In the entries below, find every line with "service" and copy it.
>> start DATA IN THIS EXERCISE
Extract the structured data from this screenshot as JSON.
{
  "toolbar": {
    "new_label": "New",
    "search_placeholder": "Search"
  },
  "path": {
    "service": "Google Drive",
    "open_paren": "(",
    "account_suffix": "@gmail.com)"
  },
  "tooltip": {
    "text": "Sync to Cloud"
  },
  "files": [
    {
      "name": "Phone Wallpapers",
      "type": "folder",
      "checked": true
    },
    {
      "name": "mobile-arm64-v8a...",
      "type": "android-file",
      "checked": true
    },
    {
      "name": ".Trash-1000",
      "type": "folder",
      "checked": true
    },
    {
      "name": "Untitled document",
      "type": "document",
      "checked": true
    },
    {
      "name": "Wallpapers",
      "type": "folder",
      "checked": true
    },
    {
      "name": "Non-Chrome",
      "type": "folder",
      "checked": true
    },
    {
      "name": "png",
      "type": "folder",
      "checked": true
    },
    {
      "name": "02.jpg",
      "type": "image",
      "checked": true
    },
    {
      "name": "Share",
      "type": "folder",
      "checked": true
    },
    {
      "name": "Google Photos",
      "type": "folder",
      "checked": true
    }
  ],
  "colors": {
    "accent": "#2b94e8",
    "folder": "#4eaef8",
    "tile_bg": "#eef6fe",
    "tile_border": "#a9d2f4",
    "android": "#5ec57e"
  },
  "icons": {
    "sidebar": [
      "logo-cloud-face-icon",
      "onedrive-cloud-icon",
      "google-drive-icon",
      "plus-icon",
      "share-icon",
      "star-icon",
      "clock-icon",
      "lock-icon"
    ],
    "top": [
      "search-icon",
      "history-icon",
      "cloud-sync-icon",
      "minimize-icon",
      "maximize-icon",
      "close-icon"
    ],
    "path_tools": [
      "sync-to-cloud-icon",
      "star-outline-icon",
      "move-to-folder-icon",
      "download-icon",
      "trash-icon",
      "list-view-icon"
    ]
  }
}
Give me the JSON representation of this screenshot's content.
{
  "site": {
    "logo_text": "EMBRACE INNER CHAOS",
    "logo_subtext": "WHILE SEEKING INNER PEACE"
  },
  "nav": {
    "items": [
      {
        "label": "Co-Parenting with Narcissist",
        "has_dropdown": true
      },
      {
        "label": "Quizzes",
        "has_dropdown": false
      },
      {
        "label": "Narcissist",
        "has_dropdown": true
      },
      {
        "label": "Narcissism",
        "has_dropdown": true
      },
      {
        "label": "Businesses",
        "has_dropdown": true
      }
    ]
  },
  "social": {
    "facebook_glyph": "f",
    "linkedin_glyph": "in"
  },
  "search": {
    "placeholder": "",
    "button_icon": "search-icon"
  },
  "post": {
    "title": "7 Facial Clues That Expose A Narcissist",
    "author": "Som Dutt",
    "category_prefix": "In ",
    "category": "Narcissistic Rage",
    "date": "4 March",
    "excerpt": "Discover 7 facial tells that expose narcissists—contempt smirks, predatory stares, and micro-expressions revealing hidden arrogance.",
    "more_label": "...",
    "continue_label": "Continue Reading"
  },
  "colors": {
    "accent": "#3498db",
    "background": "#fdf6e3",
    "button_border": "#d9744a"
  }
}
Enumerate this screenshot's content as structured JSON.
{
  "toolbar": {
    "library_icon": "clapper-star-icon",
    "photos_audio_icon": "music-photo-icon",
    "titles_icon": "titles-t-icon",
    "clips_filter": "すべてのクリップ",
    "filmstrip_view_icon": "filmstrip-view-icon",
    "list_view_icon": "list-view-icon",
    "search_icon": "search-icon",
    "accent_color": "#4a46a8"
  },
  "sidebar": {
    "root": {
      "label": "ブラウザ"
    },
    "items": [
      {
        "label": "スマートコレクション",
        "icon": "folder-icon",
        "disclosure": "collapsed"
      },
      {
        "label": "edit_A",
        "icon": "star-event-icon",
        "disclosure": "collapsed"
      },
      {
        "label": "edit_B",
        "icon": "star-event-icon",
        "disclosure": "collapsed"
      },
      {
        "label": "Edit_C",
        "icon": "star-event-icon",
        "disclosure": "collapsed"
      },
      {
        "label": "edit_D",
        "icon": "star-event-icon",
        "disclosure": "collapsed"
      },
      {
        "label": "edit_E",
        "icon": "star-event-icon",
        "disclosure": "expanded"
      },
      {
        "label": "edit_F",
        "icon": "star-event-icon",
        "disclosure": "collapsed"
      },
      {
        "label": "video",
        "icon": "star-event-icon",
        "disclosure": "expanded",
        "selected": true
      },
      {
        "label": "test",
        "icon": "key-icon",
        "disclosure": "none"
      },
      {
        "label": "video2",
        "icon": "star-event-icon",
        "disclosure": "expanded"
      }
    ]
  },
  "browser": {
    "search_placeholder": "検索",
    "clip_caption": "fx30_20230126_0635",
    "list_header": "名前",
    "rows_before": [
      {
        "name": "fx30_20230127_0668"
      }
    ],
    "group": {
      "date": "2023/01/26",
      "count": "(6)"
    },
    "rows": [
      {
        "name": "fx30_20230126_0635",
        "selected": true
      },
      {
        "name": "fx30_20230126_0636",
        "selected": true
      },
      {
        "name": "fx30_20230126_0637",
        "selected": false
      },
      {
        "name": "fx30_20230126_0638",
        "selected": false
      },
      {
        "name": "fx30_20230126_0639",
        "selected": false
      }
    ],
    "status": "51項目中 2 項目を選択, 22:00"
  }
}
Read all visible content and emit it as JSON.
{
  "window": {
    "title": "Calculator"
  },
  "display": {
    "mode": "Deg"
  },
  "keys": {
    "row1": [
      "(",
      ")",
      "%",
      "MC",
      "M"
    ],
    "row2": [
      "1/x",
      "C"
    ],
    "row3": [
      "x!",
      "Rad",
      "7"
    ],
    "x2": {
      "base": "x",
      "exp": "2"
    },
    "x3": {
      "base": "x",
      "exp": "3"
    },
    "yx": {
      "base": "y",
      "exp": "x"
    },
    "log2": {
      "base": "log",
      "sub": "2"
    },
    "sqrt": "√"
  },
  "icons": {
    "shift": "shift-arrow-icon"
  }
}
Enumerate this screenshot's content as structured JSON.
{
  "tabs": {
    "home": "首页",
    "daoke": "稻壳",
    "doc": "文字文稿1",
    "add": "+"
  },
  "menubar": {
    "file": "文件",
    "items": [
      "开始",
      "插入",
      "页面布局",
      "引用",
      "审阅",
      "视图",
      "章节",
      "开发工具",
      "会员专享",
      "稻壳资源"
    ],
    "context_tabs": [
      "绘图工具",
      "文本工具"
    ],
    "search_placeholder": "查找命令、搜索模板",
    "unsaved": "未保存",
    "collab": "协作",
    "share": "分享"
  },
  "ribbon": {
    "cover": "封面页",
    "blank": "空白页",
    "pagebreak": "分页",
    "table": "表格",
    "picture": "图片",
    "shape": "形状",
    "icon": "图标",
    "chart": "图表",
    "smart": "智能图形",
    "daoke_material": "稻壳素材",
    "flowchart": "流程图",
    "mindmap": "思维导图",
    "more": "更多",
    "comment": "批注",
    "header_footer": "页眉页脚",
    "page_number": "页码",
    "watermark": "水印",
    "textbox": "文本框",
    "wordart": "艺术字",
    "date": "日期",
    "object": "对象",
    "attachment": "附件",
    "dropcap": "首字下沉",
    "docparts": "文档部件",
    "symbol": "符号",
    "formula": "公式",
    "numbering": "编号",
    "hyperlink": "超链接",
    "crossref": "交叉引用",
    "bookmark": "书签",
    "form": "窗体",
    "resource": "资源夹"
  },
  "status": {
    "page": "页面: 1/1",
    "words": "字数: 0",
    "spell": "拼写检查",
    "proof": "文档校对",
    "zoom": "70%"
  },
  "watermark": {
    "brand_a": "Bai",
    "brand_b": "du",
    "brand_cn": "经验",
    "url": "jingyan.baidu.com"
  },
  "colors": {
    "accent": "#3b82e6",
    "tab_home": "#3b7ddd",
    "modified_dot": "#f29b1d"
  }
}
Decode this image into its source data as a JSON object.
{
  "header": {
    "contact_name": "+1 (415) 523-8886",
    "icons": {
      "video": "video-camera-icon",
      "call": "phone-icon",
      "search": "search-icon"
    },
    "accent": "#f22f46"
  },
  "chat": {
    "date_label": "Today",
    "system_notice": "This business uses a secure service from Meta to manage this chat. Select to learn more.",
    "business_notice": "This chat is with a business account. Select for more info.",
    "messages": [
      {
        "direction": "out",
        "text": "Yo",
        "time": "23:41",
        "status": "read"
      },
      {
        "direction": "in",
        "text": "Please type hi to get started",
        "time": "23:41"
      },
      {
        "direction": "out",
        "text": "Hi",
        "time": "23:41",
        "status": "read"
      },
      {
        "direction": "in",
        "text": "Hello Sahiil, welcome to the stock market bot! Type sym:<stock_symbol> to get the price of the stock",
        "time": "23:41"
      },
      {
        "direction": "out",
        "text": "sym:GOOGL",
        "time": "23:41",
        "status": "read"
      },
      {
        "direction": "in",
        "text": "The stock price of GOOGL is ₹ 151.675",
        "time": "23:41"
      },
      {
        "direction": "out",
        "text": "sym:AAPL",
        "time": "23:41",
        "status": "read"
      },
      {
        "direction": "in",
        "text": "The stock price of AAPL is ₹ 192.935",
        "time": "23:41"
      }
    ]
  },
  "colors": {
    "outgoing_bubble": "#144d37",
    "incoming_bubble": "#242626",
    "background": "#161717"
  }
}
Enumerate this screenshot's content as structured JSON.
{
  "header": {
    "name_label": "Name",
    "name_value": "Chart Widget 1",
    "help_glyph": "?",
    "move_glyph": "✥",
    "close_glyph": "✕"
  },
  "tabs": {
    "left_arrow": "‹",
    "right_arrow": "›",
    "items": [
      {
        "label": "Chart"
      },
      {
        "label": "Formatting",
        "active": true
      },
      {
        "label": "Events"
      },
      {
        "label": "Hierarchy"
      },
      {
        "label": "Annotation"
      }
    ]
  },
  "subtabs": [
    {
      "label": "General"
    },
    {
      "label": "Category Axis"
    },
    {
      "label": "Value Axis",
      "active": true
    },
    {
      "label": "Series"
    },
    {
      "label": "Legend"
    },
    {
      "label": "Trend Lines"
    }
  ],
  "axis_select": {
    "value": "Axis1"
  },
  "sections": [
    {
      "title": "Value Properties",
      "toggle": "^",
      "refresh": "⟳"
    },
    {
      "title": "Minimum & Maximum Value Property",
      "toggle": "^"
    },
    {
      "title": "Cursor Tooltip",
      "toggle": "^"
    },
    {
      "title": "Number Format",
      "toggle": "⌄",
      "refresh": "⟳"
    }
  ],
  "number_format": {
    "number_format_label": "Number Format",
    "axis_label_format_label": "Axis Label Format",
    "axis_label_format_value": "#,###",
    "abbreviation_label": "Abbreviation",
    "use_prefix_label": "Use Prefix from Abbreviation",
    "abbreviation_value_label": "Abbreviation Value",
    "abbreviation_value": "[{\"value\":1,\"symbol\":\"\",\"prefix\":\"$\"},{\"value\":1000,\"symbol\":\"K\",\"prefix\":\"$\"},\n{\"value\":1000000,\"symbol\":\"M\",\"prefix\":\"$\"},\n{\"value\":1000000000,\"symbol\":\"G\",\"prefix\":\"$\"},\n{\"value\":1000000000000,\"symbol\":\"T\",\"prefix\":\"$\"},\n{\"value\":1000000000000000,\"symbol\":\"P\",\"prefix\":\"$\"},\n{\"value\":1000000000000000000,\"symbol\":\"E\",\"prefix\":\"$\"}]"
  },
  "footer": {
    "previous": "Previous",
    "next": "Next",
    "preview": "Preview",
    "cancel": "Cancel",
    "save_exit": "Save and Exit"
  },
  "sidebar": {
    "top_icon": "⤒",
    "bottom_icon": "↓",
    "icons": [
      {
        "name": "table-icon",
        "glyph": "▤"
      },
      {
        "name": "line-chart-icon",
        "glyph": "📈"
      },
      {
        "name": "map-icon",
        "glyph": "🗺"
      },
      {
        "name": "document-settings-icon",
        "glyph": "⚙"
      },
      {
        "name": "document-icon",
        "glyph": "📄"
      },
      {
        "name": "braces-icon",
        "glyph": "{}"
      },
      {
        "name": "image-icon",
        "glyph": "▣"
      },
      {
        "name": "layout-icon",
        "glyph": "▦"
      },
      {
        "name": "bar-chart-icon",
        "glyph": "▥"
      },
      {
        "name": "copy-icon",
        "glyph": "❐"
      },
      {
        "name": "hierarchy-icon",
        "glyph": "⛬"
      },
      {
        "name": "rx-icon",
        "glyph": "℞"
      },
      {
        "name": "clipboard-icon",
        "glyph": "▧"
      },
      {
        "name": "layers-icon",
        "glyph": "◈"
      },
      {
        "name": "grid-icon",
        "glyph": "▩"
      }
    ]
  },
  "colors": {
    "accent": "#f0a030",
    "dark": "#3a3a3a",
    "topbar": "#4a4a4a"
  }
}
>> end DATA IN THIS EXERCISE
### THE ANSWER
    "service": "Google Drive",
    "system_notice": "This business uses a secure service from Meta to manage this chat. Select to learn more.",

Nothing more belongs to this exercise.